╭──

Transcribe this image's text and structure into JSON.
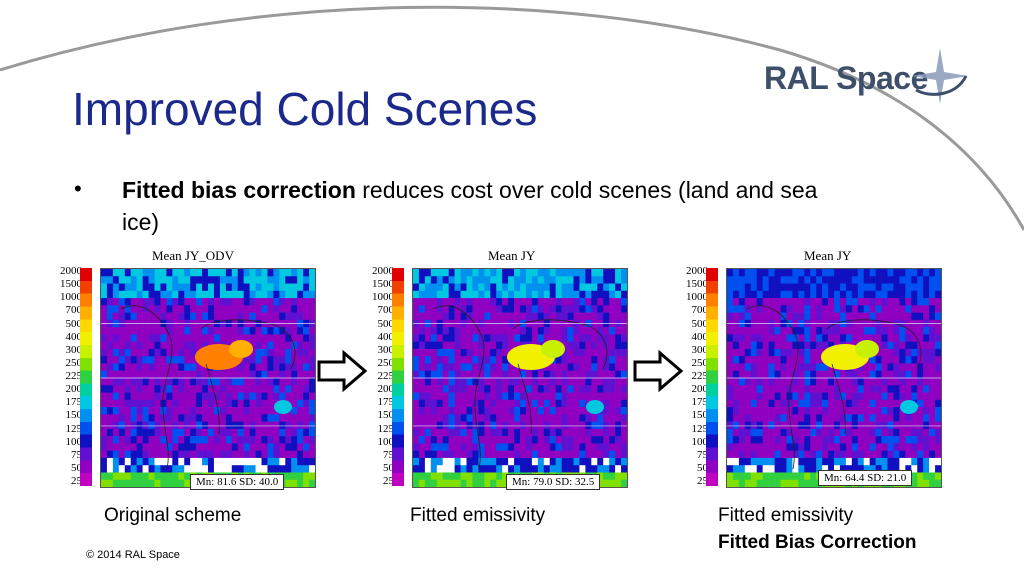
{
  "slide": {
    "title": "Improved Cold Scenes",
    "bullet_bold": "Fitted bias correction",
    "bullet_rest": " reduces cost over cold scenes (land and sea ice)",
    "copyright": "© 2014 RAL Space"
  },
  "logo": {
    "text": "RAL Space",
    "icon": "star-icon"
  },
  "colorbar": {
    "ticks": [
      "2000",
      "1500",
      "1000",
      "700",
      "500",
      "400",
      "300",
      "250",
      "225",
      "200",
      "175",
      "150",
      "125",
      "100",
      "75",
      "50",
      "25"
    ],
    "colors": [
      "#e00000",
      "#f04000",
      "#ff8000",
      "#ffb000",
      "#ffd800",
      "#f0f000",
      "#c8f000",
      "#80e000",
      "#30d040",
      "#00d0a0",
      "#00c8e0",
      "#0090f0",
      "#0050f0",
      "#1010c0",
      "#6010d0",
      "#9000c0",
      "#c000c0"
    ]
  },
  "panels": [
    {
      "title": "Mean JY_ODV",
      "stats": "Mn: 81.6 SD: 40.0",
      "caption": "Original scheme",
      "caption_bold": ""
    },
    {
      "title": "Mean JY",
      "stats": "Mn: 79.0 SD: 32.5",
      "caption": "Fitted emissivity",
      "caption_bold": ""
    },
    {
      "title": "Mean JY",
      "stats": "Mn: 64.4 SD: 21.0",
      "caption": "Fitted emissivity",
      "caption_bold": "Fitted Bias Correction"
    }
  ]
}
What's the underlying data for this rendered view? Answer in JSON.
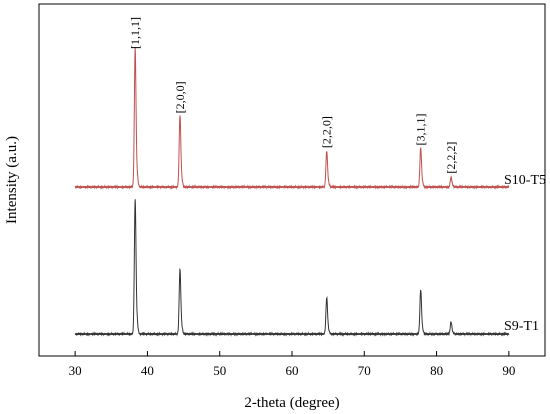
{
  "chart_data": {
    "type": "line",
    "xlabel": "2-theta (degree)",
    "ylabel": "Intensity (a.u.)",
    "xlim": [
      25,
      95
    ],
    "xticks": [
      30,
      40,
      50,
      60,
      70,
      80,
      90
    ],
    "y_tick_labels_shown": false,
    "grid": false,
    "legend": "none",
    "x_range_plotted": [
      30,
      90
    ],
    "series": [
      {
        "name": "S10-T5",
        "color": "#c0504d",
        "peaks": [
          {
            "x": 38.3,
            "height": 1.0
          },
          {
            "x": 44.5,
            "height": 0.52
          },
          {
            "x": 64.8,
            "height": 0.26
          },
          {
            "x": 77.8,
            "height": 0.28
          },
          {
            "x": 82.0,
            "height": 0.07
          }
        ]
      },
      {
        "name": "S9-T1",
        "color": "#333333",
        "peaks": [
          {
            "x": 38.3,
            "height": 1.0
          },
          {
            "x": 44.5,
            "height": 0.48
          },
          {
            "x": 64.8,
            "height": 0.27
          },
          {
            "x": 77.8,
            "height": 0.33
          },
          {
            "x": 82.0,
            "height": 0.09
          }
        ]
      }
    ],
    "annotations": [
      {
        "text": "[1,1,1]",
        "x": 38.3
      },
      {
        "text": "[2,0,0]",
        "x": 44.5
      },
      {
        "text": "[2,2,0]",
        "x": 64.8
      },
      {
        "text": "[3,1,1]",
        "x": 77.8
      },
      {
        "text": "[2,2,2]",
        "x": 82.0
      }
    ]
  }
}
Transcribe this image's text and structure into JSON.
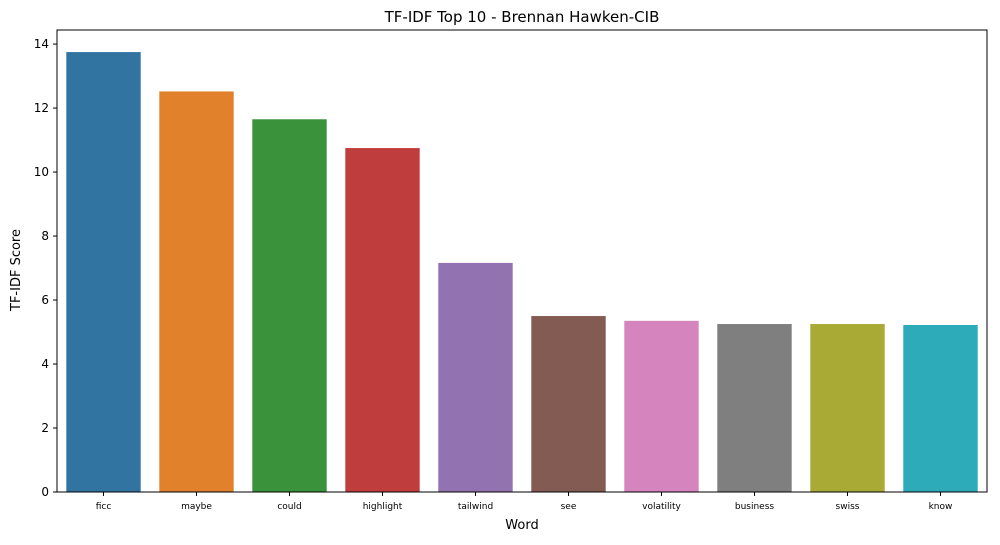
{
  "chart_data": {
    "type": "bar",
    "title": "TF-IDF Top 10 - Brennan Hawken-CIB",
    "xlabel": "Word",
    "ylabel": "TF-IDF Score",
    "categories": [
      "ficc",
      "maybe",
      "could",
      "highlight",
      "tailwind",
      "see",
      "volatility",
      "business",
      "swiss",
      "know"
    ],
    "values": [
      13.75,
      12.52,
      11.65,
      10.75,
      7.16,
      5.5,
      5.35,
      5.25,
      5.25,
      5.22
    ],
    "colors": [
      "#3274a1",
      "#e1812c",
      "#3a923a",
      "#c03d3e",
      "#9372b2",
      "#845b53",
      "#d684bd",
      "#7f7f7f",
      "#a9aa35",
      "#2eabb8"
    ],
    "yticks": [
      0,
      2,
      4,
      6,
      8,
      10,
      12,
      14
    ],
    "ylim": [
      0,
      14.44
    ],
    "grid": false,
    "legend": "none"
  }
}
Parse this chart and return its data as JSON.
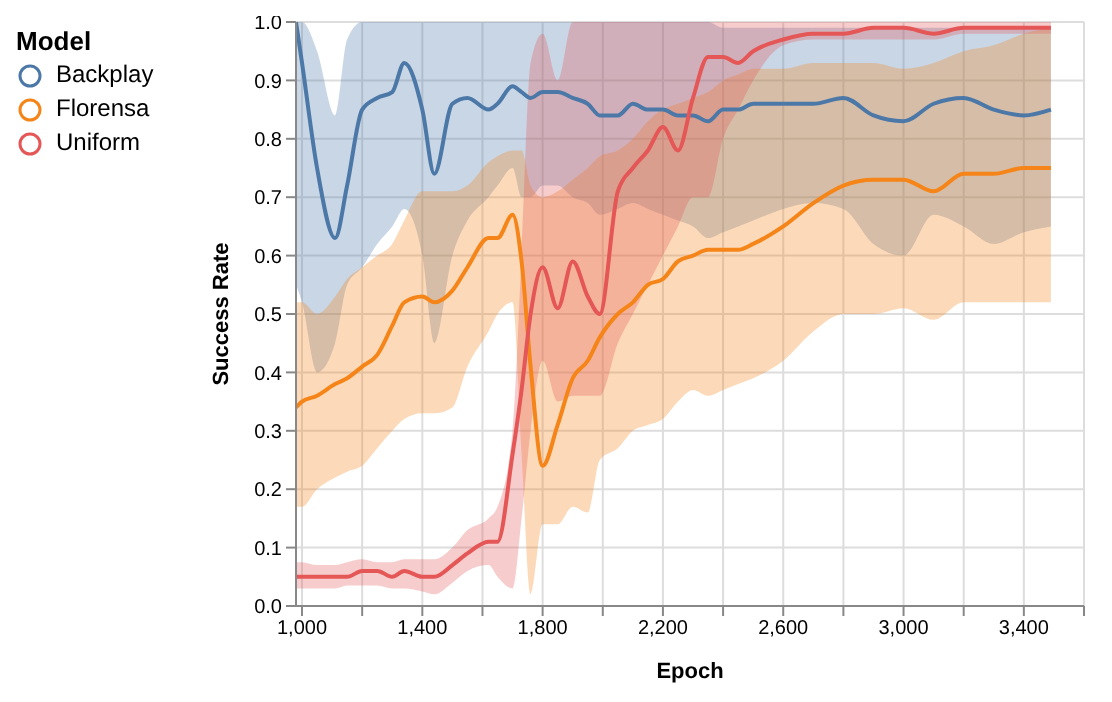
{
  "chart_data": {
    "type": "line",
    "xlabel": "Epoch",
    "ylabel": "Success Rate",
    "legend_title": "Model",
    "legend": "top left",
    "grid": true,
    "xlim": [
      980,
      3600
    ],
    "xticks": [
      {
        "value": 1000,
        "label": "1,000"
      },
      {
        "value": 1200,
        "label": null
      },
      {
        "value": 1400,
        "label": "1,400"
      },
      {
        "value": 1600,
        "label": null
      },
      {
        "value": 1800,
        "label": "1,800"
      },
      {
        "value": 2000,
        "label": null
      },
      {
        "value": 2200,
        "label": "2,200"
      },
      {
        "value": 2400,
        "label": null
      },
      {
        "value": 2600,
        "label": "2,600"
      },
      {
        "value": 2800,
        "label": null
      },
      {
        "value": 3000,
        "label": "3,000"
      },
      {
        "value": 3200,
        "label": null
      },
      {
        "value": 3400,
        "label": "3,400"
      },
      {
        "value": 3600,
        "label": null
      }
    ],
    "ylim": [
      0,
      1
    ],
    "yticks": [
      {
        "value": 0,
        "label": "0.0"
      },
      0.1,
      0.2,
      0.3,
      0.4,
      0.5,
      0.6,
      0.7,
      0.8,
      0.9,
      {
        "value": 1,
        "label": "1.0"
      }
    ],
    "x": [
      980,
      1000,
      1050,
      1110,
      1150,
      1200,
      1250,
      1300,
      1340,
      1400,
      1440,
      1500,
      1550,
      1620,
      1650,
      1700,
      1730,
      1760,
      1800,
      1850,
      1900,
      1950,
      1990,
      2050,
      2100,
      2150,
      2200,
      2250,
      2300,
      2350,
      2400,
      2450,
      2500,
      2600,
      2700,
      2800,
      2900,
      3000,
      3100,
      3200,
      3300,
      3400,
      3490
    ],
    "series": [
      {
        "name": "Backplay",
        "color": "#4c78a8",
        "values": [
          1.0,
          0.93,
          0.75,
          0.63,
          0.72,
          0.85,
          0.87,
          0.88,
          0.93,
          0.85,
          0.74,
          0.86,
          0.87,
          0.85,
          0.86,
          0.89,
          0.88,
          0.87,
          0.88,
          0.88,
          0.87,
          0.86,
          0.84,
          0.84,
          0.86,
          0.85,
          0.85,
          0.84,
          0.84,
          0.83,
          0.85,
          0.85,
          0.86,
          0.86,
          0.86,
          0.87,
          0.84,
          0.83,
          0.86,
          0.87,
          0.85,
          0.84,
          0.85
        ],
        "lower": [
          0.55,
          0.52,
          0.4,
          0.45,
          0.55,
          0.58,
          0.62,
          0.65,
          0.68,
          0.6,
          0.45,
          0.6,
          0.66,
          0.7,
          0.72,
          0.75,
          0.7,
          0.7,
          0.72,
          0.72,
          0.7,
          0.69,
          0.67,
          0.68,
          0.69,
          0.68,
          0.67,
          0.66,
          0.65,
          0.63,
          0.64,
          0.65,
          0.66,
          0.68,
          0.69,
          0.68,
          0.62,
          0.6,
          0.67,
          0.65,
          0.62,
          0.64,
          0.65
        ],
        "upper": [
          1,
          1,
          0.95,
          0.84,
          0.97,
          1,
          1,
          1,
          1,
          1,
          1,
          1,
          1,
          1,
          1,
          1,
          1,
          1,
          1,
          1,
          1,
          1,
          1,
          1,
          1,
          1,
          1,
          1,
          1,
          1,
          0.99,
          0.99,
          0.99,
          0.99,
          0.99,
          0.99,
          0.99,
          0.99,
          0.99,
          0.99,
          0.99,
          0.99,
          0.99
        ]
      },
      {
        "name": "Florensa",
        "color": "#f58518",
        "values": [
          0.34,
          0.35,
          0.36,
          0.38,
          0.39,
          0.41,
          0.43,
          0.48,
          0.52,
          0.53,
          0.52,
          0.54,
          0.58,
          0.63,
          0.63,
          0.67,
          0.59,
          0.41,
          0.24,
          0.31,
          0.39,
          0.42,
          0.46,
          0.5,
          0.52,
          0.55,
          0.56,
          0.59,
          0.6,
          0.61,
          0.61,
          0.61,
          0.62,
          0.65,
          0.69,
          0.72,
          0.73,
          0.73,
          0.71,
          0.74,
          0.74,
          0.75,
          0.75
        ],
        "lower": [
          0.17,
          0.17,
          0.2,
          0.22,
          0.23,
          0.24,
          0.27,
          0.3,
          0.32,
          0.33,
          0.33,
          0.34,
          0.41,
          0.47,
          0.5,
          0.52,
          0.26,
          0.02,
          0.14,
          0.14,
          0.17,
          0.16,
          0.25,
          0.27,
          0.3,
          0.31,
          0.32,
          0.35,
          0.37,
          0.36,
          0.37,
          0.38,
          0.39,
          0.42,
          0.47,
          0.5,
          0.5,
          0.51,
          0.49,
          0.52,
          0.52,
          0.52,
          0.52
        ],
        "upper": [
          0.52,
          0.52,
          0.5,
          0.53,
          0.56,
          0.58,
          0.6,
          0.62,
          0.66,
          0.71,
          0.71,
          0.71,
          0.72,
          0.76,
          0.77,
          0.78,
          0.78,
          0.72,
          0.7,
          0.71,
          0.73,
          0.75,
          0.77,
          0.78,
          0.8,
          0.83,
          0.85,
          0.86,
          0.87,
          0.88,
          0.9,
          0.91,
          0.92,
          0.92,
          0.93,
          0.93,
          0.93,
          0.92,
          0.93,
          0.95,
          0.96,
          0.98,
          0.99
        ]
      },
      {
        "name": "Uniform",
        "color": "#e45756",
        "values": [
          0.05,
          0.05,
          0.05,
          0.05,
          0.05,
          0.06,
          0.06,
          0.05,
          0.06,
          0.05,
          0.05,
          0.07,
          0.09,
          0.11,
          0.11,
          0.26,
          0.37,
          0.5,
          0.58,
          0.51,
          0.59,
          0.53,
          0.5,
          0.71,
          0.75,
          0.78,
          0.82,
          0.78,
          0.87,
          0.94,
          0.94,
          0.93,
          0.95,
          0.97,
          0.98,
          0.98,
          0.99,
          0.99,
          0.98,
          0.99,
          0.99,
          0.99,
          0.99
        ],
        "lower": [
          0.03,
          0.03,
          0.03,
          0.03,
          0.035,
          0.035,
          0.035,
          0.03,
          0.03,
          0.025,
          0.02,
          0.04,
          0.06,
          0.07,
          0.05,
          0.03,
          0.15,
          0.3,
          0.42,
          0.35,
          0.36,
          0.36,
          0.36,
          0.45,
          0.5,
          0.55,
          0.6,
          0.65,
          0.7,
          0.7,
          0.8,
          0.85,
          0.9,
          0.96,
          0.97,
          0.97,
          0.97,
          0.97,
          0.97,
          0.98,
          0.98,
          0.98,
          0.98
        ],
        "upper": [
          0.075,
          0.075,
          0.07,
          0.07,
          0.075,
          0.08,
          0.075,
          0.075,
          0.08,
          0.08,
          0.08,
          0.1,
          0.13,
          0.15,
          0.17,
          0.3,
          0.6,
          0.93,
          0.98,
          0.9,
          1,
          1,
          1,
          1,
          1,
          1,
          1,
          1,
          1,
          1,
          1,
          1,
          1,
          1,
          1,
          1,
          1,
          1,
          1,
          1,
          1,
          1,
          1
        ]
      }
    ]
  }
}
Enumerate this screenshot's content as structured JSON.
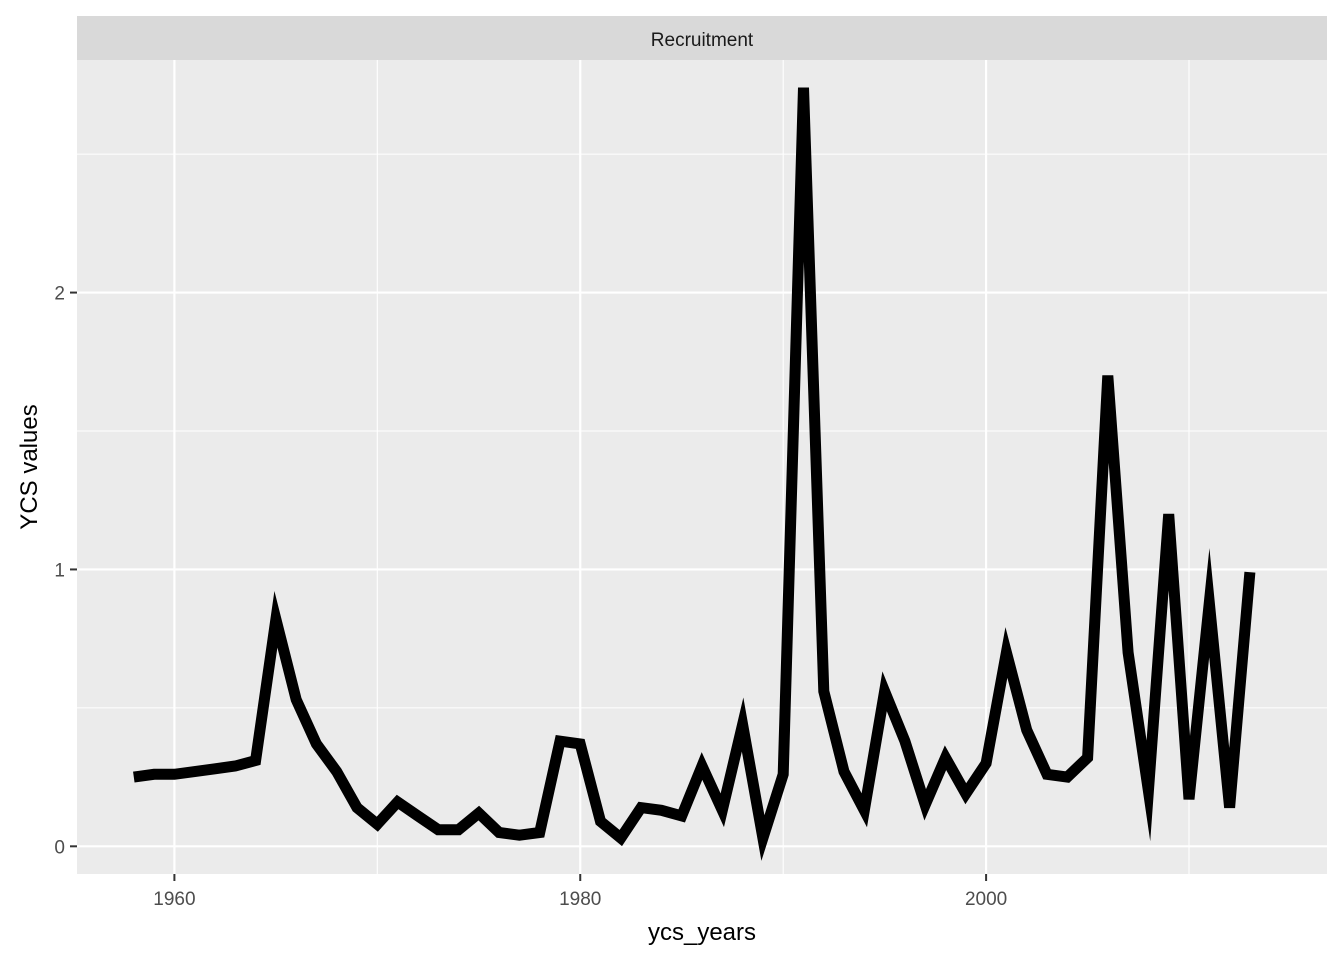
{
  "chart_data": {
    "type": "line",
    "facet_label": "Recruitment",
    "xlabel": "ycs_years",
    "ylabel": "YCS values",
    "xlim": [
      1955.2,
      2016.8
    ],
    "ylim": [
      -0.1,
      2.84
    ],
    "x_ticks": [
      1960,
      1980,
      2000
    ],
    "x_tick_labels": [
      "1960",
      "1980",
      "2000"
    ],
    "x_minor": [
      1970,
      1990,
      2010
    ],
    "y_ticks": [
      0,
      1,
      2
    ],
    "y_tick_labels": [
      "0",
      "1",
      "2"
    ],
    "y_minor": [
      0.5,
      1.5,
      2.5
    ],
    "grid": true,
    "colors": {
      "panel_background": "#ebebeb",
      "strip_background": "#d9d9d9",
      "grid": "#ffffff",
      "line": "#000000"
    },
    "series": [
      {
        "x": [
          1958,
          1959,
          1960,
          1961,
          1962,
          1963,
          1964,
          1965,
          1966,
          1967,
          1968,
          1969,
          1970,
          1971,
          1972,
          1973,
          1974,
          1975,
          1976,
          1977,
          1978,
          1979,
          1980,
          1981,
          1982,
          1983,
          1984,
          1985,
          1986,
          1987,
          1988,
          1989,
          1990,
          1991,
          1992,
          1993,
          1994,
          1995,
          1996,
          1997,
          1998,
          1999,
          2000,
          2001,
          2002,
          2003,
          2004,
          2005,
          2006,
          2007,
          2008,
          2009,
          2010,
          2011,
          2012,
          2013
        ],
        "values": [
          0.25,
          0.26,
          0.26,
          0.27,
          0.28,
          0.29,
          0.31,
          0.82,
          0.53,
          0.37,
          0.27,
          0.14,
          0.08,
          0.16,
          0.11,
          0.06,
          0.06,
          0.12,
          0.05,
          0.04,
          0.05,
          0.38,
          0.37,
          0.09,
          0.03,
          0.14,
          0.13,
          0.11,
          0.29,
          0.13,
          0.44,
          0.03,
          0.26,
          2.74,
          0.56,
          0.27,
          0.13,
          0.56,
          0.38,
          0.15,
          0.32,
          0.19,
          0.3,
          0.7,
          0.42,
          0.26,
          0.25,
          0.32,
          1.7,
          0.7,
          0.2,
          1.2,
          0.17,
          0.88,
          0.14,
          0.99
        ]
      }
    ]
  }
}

╰──

### JOB:
Only the number should be given: how many lines of the data contain the word "Fitted"?

### RIGHT ANSWER:
4